** begin **

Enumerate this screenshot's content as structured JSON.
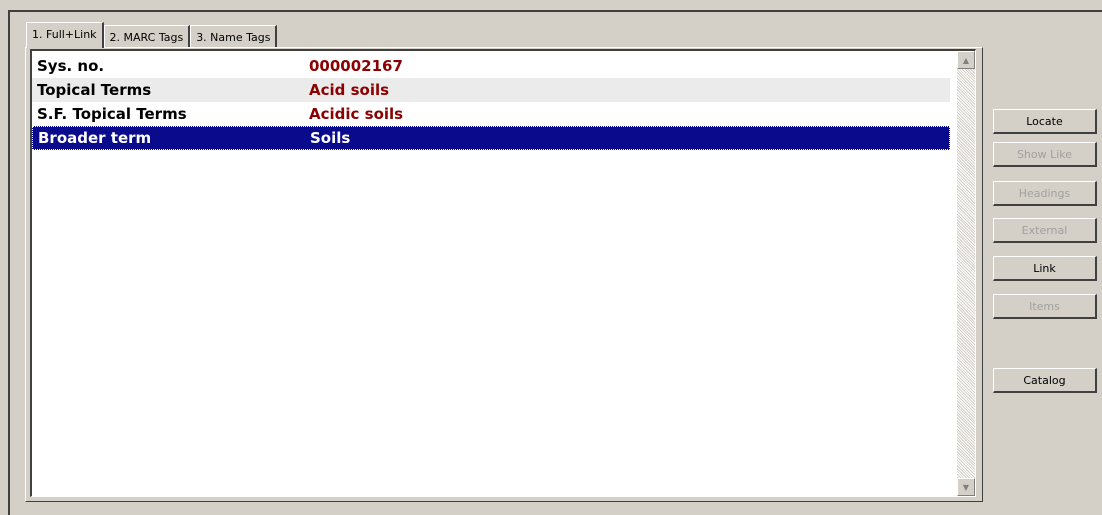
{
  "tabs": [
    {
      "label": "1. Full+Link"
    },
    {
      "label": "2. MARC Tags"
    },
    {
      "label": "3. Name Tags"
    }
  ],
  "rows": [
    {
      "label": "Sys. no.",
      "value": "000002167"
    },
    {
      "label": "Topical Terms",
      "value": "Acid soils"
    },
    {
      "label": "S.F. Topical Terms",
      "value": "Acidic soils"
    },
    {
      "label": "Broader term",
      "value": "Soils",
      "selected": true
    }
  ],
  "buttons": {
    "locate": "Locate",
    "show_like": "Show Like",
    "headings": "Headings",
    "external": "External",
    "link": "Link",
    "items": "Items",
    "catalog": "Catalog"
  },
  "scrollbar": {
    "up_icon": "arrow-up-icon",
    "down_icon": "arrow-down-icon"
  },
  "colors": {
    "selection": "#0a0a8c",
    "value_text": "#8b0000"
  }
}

** end **
** begin **

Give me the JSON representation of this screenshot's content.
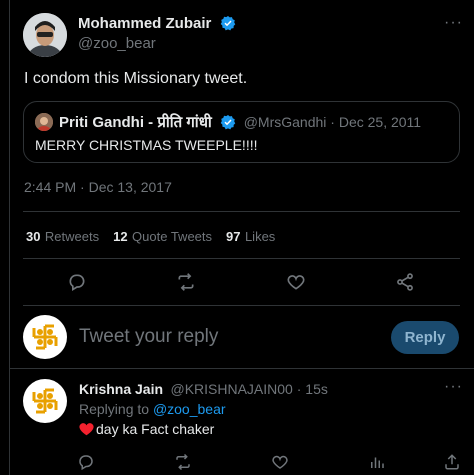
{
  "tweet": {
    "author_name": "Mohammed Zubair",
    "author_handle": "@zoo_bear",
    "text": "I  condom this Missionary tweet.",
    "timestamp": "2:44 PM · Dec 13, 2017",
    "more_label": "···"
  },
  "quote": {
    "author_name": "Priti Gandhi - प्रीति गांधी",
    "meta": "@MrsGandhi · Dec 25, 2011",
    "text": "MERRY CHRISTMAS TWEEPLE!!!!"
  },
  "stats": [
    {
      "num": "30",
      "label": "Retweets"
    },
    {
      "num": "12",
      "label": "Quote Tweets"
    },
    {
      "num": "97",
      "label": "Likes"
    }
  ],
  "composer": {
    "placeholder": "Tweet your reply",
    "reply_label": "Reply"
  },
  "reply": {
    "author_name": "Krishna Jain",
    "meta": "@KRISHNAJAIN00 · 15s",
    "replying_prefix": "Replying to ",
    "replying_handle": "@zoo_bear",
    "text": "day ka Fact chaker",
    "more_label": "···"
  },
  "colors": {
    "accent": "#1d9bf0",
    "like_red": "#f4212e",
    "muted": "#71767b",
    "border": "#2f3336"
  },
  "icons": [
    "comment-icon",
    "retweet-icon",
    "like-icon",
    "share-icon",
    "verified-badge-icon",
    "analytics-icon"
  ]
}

** end **

§ **Given instruction**
Each line in the material either holds the string "Topical" or does not. State how many do, and nothing else.

§ **The reply**
2